== Questions on the material ==
A - Summarize the patent passage on honeycomb thermal protection in two sentences.
B - In the patent passage on honeycomb thermal protection, which material is the honeycomb panel made of?
C - Continue the patent passage on honeycomb thermal protection after its last sentence.

== Document passage ==
1. Field of the Invention
The invention relates to a method for molding a silicone elastomer into a fiberglass honeycomb panel in order to fabricate a structure to provide thermal protection for space re-entry vehicles.
2. Description of the Prior Art
Prior art methods of fabricating heat insulation structures of the type described require the filling of each honeycomb cell individually after it has been bonded to a structural support plate. This method generally results in a varying cell to cell density of the material as well as variations in total fill depth. The individual cell filling method is both time consuming and costly and generally requires several filling and X-ray inspection operations in order to obtain a void free structure. When mechanical tamping is utilized to force the ablation composition into the honeycomb cells, the procedure is further restricted since the tamping technique is not applicable to low density or high viscosity ablation formulation. In addition, stresses are developed in the honeycomb cell walls during the filling operation.

== Data for review ==
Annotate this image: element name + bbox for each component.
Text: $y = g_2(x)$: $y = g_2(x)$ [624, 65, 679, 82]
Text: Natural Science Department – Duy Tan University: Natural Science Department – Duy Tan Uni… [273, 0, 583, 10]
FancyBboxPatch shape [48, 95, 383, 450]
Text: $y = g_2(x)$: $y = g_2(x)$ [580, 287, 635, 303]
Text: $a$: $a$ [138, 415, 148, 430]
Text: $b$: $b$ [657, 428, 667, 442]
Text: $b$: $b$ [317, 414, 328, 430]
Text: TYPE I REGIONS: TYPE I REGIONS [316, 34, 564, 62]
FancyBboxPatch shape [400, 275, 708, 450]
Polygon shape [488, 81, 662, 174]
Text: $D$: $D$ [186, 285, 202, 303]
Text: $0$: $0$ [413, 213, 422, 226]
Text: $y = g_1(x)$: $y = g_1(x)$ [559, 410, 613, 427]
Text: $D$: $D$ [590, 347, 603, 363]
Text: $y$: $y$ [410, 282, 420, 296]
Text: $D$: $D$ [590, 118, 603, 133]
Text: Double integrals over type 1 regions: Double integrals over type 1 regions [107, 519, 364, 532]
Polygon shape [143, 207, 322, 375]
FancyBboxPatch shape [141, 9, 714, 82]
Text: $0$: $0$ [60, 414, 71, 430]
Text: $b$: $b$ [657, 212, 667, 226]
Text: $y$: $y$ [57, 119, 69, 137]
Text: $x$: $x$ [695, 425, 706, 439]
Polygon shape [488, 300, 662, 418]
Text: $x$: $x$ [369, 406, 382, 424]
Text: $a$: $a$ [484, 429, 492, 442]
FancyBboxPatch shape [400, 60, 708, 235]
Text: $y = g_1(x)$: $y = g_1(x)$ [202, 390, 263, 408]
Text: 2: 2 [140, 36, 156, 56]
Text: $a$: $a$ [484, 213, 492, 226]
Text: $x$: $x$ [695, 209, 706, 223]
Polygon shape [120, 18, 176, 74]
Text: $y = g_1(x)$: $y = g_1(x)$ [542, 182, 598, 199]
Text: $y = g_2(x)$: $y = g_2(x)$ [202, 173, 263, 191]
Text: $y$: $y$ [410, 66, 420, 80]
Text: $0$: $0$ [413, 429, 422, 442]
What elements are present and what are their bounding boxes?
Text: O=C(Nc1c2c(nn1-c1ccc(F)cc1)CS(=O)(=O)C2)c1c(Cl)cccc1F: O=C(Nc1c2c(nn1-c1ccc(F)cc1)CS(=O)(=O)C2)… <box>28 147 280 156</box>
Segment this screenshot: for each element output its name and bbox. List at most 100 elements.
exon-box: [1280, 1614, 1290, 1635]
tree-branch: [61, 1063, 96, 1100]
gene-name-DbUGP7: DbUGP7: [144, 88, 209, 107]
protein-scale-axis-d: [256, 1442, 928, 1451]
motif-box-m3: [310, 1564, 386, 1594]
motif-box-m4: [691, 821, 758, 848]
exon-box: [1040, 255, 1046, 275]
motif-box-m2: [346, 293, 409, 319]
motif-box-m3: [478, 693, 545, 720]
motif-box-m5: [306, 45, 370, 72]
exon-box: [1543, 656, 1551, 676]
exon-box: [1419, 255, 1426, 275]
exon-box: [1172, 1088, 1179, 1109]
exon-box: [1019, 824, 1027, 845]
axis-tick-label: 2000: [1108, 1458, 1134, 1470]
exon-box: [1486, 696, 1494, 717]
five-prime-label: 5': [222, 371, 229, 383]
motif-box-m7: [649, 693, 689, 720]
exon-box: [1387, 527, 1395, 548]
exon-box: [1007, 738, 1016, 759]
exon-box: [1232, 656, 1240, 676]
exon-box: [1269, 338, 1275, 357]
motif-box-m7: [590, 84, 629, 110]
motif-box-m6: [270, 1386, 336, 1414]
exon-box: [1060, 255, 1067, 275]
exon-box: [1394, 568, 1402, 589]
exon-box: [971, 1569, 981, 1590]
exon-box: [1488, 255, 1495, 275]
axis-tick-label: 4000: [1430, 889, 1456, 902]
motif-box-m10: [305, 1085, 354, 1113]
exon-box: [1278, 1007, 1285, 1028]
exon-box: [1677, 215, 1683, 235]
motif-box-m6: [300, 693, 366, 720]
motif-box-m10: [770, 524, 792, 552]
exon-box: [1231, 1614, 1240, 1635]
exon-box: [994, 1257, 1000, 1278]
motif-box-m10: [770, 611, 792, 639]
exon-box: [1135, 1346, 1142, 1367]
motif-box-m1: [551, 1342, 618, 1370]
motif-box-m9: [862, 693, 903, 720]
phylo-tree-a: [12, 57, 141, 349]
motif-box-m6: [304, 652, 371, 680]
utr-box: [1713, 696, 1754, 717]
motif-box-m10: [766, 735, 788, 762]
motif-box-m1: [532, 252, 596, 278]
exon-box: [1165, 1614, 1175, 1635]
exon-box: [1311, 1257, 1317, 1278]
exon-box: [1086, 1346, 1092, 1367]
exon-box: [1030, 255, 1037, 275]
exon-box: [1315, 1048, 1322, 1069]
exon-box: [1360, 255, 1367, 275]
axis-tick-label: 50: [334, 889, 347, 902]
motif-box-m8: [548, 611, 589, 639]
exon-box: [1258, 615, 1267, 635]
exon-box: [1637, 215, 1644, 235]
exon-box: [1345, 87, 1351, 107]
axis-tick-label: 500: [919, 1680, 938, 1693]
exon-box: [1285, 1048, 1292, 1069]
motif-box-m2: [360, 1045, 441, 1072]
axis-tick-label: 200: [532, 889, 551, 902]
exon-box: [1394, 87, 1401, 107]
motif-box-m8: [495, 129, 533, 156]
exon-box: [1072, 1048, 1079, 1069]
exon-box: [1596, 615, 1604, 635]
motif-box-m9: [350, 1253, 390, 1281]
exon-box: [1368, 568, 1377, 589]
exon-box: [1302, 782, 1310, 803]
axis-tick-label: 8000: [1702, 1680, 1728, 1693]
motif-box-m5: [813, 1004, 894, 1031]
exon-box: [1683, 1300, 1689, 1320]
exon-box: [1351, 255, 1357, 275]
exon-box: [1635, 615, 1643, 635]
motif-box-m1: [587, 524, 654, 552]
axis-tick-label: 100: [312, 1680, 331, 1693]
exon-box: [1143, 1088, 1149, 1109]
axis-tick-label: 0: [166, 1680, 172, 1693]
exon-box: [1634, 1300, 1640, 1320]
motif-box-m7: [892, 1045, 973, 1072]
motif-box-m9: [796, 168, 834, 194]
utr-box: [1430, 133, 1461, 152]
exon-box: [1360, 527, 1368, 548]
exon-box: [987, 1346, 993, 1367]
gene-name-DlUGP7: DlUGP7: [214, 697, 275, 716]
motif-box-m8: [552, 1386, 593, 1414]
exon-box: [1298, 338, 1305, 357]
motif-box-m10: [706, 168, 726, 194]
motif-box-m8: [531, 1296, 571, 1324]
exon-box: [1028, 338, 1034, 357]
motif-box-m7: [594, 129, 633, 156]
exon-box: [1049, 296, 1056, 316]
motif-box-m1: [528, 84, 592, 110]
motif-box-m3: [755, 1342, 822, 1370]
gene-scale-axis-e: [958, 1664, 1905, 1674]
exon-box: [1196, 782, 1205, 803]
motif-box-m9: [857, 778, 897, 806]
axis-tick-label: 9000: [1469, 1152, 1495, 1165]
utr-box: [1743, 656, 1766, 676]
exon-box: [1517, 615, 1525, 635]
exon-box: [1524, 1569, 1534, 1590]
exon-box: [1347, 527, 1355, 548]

== Replies ==
A - The invention is a method for molding a silicone elastomer into a fiberglass honeycomb panel to make a thermal protection structure for space re-entry vehicles. Earlier methods filled each honeycomb cell individually after the panel was bonded to a structural support plate, which was slow and costly, gave uneven density and fill depth, needed repeated filling and X-ray inspection, and stressed the cell walls.

B - Fiberglass.

C -
Several prior art filling techniques have been developed to simultaneously fill a complete honeycomb structure. U.S. Pat. No. 3,585,100 to Greenlees and U.S. Pat. No. 3,425,885 to Newcomb et al are examples of this simultaneous fill process. Greenlees for example, discloses a method for fabricating a panel structure comprising resin and crushed quartz by pressing the honeycomb structure into the filled mold mixture and then placing the mold in a vacuum chamber and applying heat in order to attain a low viscosity state. Under this method uneven filling and voids may result from air trapped in the honeycomb structure in the mold filling process as well as in the pressure step which forces the honeycomb into the mold mixture. Newcomb teaches a vacuum filling technique of a de-aerated ablative filling material in which the honeycomb structure is held stationary and the ablative material is forced into the honeycomb structure. Ablative materials are, however, pressure load rate sensitive, and forcing such materials at high rates or under large loads results in the imposition of lateral forces on the cell walls of the honeycomb structure, thus tending to shear the bonded honeycomb nodes. These side forces are particularly prevalent in ablation materials in the density range of 10-40 lbs/ft.sup.3. In addition, the bonding of the honeycomb panel to a rigid support panel or "face sheet" tends to introduce additional stresses in the cell walls when filling with pressure load rate sensitive materials. Possible honeycomb damage is a major disadvantage in prior art filling techniques for ablative materials, particularly those having a density range between 10-40 lbs/ft.sup.3.